* Entries shown *
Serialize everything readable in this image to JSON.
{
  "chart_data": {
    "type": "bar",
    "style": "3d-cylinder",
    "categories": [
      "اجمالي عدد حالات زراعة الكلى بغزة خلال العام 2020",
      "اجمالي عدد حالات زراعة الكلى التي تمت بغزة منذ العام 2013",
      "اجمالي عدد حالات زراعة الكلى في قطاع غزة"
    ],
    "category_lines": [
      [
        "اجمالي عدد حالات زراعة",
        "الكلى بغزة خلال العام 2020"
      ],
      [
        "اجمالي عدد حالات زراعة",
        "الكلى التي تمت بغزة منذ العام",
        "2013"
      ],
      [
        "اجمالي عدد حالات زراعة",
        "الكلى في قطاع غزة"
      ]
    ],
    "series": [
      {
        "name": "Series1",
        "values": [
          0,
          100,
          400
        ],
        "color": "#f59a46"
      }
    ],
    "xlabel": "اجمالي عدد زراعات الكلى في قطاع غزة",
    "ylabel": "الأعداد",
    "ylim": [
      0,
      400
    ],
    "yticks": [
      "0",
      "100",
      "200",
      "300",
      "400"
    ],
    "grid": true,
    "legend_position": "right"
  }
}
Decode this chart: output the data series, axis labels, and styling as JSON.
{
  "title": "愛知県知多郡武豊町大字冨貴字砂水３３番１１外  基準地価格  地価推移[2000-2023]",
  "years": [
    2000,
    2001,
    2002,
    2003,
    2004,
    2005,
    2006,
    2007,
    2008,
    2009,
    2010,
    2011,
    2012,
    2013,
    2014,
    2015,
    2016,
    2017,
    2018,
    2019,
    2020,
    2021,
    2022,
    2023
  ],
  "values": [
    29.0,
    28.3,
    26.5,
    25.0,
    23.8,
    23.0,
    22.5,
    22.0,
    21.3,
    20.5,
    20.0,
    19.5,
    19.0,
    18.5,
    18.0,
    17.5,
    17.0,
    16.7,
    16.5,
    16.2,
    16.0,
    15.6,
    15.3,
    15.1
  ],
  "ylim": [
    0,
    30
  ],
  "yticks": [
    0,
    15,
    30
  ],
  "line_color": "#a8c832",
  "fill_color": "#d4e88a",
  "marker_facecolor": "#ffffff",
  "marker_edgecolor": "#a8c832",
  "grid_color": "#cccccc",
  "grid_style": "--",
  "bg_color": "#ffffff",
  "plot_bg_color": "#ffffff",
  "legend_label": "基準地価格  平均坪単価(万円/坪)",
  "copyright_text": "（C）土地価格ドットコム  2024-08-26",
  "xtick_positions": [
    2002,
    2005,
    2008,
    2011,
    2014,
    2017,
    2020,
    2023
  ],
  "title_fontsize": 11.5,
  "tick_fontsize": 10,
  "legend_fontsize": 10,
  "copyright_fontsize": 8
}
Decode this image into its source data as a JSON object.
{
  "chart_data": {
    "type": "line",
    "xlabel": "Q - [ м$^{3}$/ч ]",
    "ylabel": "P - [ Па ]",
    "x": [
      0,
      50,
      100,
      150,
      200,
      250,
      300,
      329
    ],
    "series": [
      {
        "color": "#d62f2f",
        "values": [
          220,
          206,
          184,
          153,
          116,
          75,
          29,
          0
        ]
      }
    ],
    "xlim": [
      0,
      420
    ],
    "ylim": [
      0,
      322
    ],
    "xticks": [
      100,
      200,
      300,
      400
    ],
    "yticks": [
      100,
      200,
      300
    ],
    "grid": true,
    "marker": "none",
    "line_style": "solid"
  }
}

* To be done *
Reproduce the material above exactly; please quote every line of it.

* Answer to the task *
Serialize everything readable in this image to JSON.
{
  "chart_data": {
    "type": "bar",
    "style": "3d-cylinder",
    "categories": [
      "اجمالي عدد حالات زراعة الكلى بغزة خلال العام 2020",
      "اجمالي عدد حالات زراعة الكلى التي تمت بغزة منذ العام 2013",
      "اجمالي عدد حالات زراعة الكلى في قطاع غزة"
    ],
    "category_lines": [
      [
        "اجمالي عدد حالات زراعة",
        "الكلى بغزة خلال العام 2020"
      ],
      [
        "اجمالي عدد حالات زراعة",
        "الكلى التي تمت بغزة منذ العام",
        "2013"
      ],
      [
        "اجمالي عدد حالات زراعة",
        "الكلى في قطاع غزة"
      ]
    ],
    "series": [
      {
        "name": "Series1",
        "values": [
          0,
          100,
          400
        ],
        "color": "#f59a46"
      }
    ],
    "xlabel": "اجمالي عدد زراعات الكلى في قطاع غزة",
    "ylabel": "الأعداد",
    "ylim": [
      0,
      400
    ],
    "yticks": [
      "0",
      "100",
      "200",
      "300",
      "400"
    ],
    "grid": true,
    "legend_position": "right"
  }
}
Decode this chart: output the data series, axis labels, and styling as JSON.
{
  "title": "愛知県知多郡武豊町大字冨貴字砂水３３番１１外  基準地価格  地価推移[2000-2023]",
  "years": [
    2000,
    2001,
    2002,
    2003,
    2004,
    2005,
    2006,
    2007,
    2008,
    2009,
    2010,
    2011,
    2012,
    2013,
    2014,
    2015,
    2016,
    2017,
    2018,
    2019,
    2020,
    2021,
    2022,
    2023
  ],
  "values": [
    29.0,
    28.3,
    26.5,
    25.0,
    23.8,
    23.0,
    22.5,
    22.0,
    21.3,
    20.5,
    20.0,
    19.5,
    19.0,
    18.5,
    18.0,
    17.5,
    17.0,
    16.7,
    16.5,
    16.2,
    16.0,
    15.6,
    15.3,
    15.1
  ],
  "ylim": [
    0,
    30
  ],
  "yticks": [
    0,
    15,
    30
  ],
  "line_color": "#a8c832",
  "fill_color": "#d4e88a",
  "marker_facecolor": "#ffffff",
  "marker_edgecolor": "#a8c832",
  "grid_color": "#cccccc",
  "grid_style": "--",
  "bg_color": "#ffffff",
  "plot_bg_color": "#ffffff",
  "legend_label": "基準地価格  平均坪単価(万円/坪)",
  "copyright_text": "（C）土地価格ドットコム  2024-08-26",
  "xtick_positions": [
    2002,
    2005,
    2008,
    2011,
    2014,
    2017,
    2020,
    2023
  ],
  "title_fontsize": 11.5,
  "tick_fontsize": 10,
  "legend_fontsize": 10,
  "copyright_fontsize": 8
}
Decode this image into its source data as a JSON object.
{
  "chart_data": {
    "type": "line",
    "xlabel": "Q - [ м$^{3}$/ч ]",
    "ylabel": "P - [ Па ]",
    "x": [
      0,
      50,
      100,
      150,
      200,
      250,
      300,
      329
    ],
    "series": [
      {
        "color": "#d62f2f",
        "values": [
          220,
          206,
          184,
          153,
          116,
          75,
          29,
          0
        ]
      }
    ],
    "xlim": [
      0,
      420
    ],
    "ylim": [
      0,
      322
    ],
    "xticks": [
      100,
      200,
      300,
      400
    ],
    "yticks": [
      100,
      200,
      300
    ],
    "grid": true,
    "marker": "none",
    "line_style": "solid"
  }
}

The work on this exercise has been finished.